EXERCISE TASK
Transcribe each line exactly.

PROVIDED ENTRIES
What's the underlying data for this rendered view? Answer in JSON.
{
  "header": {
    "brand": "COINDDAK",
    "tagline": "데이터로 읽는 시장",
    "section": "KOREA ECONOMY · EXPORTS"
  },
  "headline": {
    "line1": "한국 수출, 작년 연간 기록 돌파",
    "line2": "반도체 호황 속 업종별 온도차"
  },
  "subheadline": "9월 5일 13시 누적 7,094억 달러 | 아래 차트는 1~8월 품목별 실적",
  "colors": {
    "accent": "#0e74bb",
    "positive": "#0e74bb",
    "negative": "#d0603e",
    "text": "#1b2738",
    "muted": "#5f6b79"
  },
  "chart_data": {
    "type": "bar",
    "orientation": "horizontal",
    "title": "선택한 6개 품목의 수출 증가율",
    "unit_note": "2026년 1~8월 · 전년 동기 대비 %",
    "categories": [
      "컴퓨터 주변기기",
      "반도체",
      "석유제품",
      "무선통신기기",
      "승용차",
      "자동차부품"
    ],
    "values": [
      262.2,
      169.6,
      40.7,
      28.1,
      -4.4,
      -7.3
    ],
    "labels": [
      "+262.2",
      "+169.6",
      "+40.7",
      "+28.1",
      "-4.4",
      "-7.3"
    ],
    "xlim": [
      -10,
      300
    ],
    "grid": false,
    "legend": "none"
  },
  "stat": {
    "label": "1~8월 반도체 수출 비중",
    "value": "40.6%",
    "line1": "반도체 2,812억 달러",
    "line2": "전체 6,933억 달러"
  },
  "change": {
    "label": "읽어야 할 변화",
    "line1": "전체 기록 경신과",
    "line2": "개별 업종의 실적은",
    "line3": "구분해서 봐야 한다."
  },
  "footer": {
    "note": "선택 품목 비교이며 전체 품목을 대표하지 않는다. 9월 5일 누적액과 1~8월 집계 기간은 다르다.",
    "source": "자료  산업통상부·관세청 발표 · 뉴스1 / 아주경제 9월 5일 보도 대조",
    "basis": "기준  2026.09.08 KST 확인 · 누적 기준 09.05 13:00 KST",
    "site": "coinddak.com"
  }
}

WORKED ANSWER
What's the underlying data for this rendered view? Answer in JSON.
{
  "header": {
    "brand": "COINDDAK",
    "tagline": "데이터로 읽는 시장",
    "section": "KOREA ECONOMY · EXPORTS"
  },
  "headline": {
    "line1": "한국 수출, 작년 연간 기록 돌파",
    "line2": "반도체 호황 속 업종별 온도차"
  },
  "subheadline": "9월 5일 13시 누적 7,094억 달러 | 아래 차트는 1~8월 품목별 실적",
  "colors": {
    "accent": "#0e74bb",
    "positive": "#0e74bb",
    "negative": "#d0603e",
    "text": "#1b2738",
    "muted": "#5f6b79"
  },
  "chart_data": {
    "type": "bar",
    "orientation": "horizontal",
    "title": "선택한 6개 품목의 수출 증가율",
    "unit_note": "2026년 1~8월 · 전년 동기 대비 %",
    "categories": [
      "컴퓨터 주변기기",
      "반도체",
      "석유제품",
      "무선통신기기",
      "승용차",
      "자동차부품"
    ],
    "values": [
      262.2,
      169.6,
      40.7,
      28.1,
      -4.4,
      -7.3
    ],
    "labels": [
      "+262.2",
      "+169.6",
      "+40.7",
      "+28.1",
      "-4.4",
      "-7.3"
    ],
    "xlim": [
      -10,
      300
    ],
    "grid": false,
    "legend": "none"
  },
  "stat": {
    "label": "1~8월 반도체 수출 비중",
    "value": "40.6%",
    "line1": "반도체 2,812억 달러",
    "line2": "전체 6,933억 달러"
  },
  "change": {
    "label": "읽어야 할 변화",
    "line1": "전체 기록 경신과",
    "line2": "개별 업종의 실적은",
    "line3": "구분해서 봐야 한다."
  },
  "footer": {
    "note": "선택 품목 비교이며 전체 품목을 대표하지 않는다. 9월 5일 누적액과 1~8월 집계 기간은 다르다.",
    "source": "자료  산업통상부·관세청 발표 · 뉴스1 / 아주경제 9월 5일 보도 대조",
    "basis": "기준  2026.09.08 KST 확인 · 누적 기준 09.05 13:00 KST",
    "site": "coinddak.com"
  }
}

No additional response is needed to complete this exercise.